Keep every line where the word "JSON" appears; drop the rest.
** START Data entries **
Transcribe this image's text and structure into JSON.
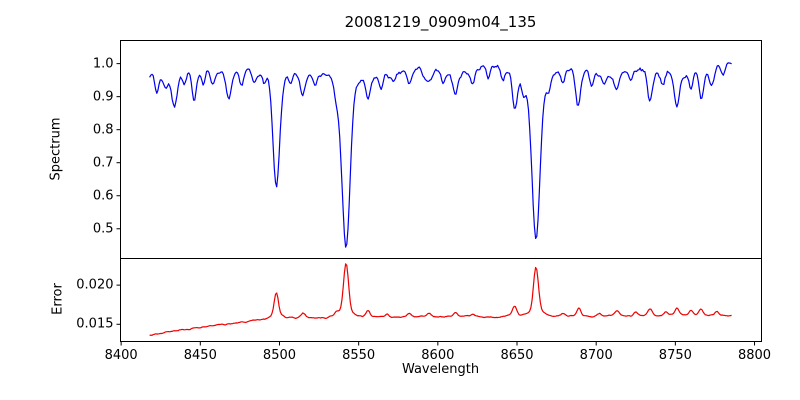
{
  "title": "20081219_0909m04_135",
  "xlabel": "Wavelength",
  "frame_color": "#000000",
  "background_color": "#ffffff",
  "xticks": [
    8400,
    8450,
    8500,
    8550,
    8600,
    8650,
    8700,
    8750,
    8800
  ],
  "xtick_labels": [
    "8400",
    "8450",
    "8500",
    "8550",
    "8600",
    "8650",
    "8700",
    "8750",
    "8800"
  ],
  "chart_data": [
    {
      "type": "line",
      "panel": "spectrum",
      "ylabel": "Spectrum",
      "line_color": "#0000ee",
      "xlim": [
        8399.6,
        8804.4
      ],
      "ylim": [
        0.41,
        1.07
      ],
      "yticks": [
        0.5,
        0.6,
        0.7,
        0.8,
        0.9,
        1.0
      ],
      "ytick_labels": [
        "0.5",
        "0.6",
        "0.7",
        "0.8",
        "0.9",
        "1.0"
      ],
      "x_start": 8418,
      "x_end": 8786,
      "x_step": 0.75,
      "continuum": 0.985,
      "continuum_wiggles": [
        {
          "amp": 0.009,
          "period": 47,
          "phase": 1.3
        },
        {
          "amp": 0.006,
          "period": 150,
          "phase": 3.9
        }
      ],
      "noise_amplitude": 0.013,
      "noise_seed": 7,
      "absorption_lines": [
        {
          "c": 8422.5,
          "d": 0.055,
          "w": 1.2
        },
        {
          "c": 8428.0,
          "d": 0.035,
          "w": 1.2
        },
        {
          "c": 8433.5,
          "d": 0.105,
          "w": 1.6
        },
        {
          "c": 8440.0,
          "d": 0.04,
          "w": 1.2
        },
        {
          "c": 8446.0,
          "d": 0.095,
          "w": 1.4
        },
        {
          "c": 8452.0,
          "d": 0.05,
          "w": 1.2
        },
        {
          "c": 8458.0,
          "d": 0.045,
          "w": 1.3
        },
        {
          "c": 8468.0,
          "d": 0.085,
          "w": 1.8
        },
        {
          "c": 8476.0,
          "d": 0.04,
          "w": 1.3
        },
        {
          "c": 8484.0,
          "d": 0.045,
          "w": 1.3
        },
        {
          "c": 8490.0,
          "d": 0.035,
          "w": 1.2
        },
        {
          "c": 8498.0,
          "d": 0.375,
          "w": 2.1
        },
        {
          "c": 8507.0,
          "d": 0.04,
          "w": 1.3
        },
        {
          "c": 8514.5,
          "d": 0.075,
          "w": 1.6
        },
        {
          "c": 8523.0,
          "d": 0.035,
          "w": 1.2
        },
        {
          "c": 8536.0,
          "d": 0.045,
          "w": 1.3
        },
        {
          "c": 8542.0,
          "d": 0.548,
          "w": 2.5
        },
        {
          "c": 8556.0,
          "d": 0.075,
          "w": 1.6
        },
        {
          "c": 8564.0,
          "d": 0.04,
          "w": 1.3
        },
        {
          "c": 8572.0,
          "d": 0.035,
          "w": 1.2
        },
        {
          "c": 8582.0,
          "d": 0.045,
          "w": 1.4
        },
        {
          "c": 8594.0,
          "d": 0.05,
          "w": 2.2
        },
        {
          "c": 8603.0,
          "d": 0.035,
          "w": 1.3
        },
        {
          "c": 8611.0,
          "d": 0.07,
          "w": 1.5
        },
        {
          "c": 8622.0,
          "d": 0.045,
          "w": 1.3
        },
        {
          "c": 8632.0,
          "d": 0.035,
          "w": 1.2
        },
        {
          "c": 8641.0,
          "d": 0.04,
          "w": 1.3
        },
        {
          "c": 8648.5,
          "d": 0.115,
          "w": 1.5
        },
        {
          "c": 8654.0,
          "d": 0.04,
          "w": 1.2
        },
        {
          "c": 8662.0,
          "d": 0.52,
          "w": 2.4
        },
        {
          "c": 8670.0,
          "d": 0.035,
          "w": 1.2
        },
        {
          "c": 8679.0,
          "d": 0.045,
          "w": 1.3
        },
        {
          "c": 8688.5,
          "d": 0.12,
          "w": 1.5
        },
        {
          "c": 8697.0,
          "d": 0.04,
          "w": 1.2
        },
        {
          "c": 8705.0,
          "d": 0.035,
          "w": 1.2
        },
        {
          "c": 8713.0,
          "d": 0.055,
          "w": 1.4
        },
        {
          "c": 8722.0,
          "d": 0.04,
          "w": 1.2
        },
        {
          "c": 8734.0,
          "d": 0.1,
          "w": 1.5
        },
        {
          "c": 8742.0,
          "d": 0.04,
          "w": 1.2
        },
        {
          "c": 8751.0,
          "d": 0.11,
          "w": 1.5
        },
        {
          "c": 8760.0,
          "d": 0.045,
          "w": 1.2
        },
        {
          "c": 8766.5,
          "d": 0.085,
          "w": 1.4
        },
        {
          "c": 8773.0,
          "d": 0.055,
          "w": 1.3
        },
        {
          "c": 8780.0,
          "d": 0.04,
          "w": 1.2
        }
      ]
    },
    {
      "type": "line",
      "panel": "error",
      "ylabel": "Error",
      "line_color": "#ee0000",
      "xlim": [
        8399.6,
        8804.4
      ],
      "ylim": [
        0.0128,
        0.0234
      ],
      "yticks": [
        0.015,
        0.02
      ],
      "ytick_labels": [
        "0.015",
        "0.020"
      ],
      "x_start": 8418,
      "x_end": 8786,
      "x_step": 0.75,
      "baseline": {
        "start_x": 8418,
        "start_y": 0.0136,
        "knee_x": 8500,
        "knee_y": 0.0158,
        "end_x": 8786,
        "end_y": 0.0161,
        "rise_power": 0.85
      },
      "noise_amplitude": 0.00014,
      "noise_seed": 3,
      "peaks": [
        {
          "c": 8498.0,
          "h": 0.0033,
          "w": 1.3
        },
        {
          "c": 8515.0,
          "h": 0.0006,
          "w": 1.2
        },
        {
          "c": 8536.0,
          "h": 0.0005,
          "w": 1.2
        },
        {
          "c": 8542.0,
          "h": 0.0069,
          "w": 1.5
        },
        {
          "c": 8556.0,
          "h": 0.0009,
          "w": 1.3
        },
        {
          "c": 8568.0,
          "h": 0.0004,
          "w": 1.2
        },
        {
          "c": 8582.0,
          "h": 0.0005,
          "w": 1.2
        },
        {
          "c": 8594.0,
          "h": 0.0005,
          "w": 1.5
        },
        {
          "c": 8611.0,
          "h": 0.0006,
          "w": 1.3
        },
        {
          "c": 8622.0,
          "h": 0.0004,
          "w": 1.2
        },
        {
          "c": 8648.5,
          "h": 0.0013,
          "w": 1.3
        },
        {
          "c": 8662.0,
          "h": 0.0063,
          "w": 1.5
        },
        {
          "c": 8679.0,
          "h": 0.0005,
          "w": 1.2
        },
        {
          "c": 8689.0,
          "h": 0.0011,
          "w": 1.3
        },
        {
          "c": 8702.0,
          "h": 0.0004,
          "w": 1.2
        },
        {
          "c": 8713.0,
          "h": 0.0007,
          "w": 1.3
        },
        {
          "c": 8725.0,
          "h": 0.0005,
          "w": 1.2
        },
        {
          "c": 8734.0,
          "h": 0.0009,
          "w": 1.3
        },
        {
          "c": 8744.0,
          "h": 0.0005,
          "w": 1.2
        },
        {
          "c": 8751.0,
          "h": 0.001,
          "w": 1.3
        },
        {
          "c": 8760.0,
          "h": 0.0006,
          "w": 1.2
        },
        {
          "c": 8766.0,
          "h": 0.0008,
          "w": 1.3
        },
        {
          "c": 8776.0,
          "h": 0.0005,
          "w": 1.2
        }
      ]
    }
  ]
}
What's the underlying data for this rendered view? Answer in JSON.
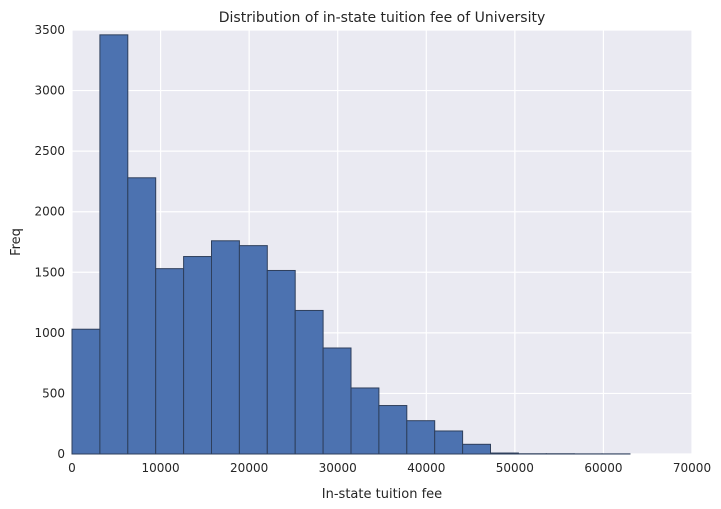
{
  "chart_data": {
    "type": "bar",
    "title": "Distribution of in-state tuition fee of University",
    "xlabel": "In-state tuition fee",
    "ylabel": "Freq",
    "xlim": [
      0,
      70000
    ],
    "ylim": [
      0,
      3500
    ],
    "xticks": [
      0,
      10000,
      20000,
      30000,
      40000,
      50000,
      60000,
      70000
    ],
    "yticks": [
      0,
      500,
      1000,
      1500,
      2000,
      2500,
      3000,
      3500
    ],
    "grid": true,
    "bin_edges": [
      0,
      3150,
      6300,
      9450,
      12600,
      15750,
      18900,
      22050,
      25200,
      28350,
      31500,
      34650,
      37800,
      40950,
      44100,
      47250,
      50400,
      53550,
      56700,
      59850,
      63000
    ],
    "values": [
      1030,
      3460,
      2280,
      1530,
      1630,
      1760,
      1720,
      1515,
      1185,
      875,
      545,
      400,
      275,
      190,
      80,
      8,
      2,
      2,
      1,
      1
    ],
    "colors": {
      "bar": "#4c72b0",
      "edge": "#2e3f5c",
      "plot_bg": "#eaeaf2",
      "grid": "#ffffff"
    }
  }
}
** END Data entries **
* [Expected output]:
Transcribe this image's text and structure into JSON.
What's the underlying data for this rendered view? Answer in JSON.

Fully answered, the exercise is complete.